■ WHAT TO WORK ON ■
The entries below need to be written out exactly, with no pictures included.

## start

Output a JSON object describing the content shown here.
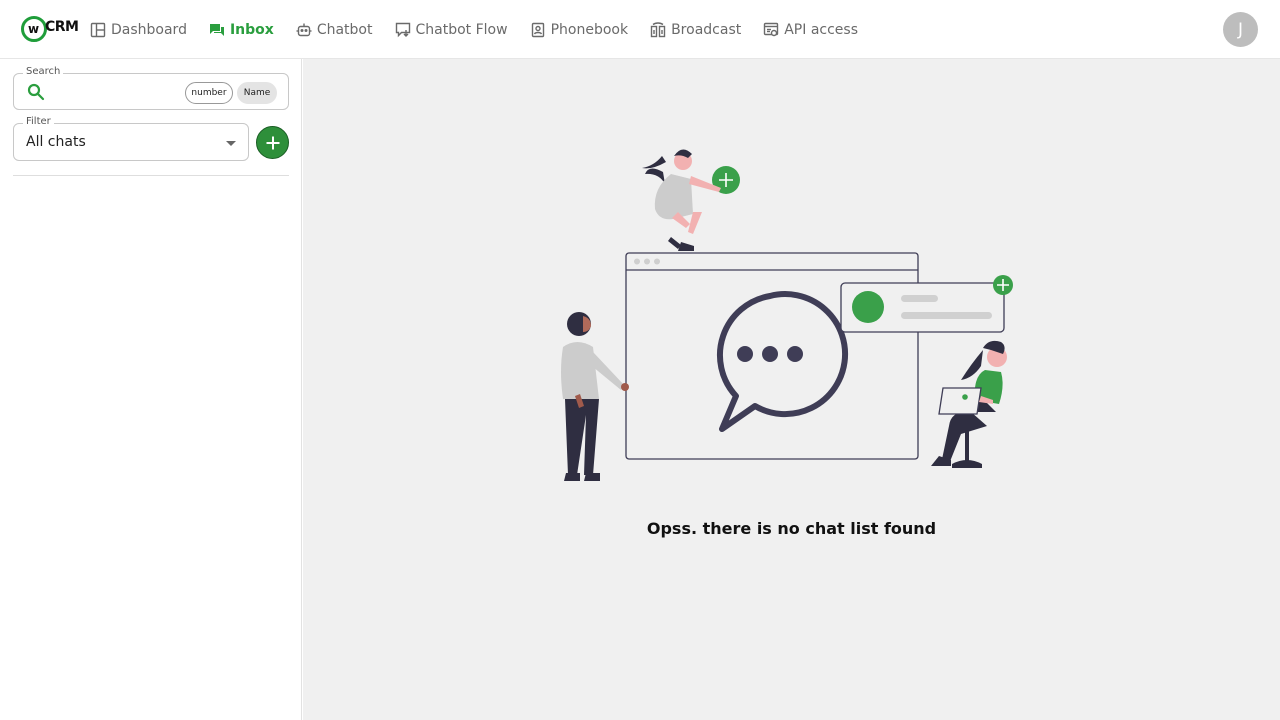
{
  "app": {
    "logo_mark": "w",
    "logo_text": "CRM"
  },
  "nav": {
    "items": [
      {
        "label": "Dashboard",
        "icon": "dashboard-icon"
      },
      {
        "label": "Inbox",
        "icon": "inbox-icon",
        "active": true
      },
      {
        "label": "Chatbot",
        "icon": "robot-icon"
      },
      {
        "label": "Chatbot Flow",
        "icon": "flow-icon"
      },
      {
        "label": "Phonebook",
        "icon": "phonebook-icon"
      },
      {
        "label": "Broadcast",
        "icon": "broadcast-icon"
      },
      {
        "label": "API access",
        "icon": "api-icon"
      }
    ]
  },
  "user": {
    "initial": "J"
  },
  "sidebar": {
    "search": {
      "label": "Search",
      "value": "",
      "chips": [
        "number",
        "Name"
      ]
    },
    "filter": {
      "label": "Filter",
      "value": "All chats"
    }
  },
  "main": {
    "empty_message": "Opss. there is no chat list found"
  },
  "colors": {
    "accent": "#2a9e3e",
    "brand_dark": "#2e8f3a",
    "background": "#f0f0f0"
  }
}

## end

■ SOLUTION TO THIS TASK ■
Output a JSON object describing the content shown here.
{
  "app": {
    "logo_mark": "w",
    "logo_text": "CRM"
  },
  "nav": {
    "items": [
      {
        "label": "Dashboard",
        "icon": "dashboard-icon"
      },
      {
        "label": "Inbox",
        "icon": "inbox-icon",
        "active": true
      },
      {
        "label": "Chatbot",
        "icon": "robot-icon"
      },
      {
        "label": "Chatbot Flow",
        "icon": "flow-icon"
      },
      {
        "label": "Phonebook",
        "icon": "phonebook-icon"
      },
      {
        "label": "Broadcast",
        "icon": "broadcast-icon"
      },
      {
        "label": "API access",
        "icon": "api-icon"
      }
    ]
  },
  "user": {
    "initial": "J"
  },
  "sidebar": {
    "search": {
      "label": "Search",
      "value": "",
      "chips": [
        "number",
        "Name"
      ]
    },
    "filter": {
      "label": "Filter",
      "value": "All chats"
    }
  },
  "main": {
    "empty_message": "Opss. there is no chat list found"
  },
  "colors": {
    "accent": "#2a9e3e",
    "brand_dark": "#2e8f3a",
    "background": "#f0f0f0"
  }
}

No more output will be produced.